* EXERCISE INSTRUCTIONS *
Pull every line holding the string "JSON" from the records below.

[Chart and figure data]
• • •

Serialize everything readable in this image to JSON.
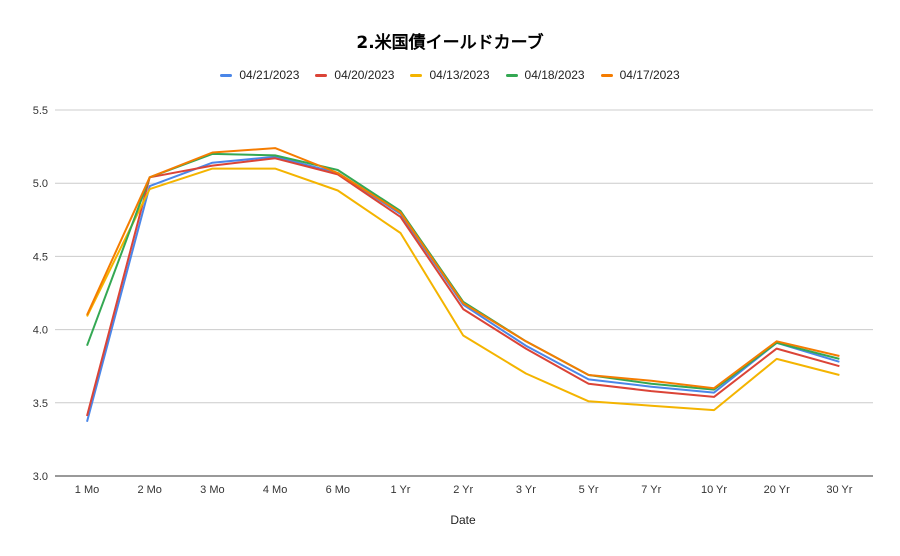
{
  "chart_data": {
    "type": "line",
    "title": "2.米国債イールドカーブ",
    "xlabel": "Date",
    "ylabel": "",
    "categories": [
      "1 Mo",
      "2 Mo",
      "3 Mo",
      "4 Mo",
      "6 Mo",
      "1 Yr",
      "2 Yr",
      "3 Yr",
      "5 Yr",
      "7 Yr",
      "10 Yr",
      "20 Yr",
      "30 Yr"
    ],
    "ylim": [
      3.0,
      5.5
    ],
    "yticks": [
      "3.0",
      "3.5",
      "4.0",
      "4.5",
      "5.0",
      "5.5"
    ],
    "grid": true,
    "legend_position": "top",
    "series": [
      {
        "name": "04/21/2023",
        "color": "#4a86e8",
        "values": [
          3.37,
          4.98,
          5.14,
          5.18,
          5.07,
          4.79,
          4.17,
          3.89,
          3.66,
          3.61,
          3.57,
          3.91,
          3.78
        ]
      },
      {
        "name": "04/20/2023",
        "color": "#db4437",
        "values": [
          3.41,
          5.04,
          5.12,
          5.17,
          5.06,
          4.77,
          4.14,
          3.87,
          3.63,
          3.58,
          3.54,
          3.87,
          3.75
        ]
      },
      {
        "name": "04/13/2023",
        "color": "#f4b400",
        "values": [
          4.09,
          4.96,
          5.1,
          5.1,
          4.95,
          4.66,
          3.96,
          3.7,
          3.51,
          3.48,
          3.45,
          3.8,
          3.69
        ]
      },
      {
        "name": "04/18/2023",
        "color": "#34a853",
        "values": [
          3.89,
          5.04,
          5.2,
          5.19,
          5.09,
          4.81,
          4.19,
          3.92,
          3.69,
          3.63,
          3.59,
          3.91,
          3.8
        ]
      },
      {
        "name": "04/17/2023",
        "color": "#f57c00",
        "values": [
          4.1,
          5.04,
          5.21,
          5.24,
          5.07,
          4.8,
          4.18,
          3.92,
          3.69,
          3.65,
          3.6,
          3.92,
          3.82
        ]
      }
    ]
  }
}
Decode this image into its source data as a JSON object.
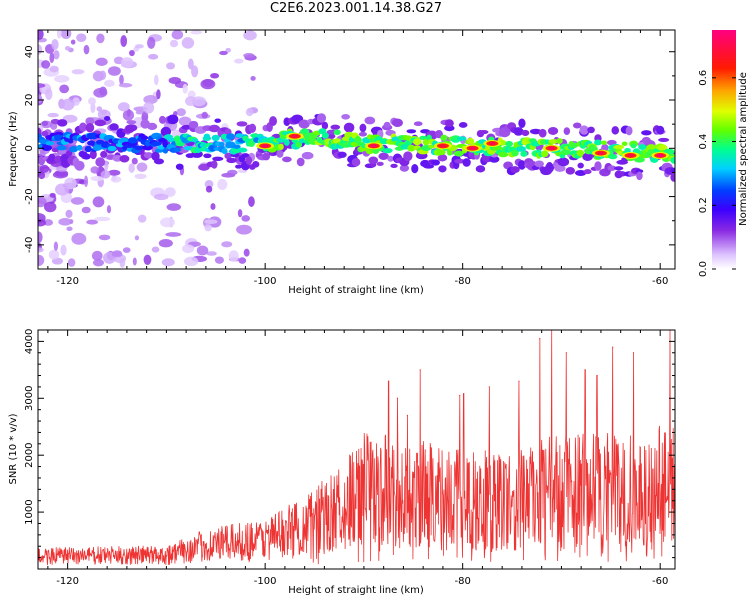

• • •

* TASK RESULT *
Serialize everything readable in this image to JSON.
Decode this image into its source data as a JSON object.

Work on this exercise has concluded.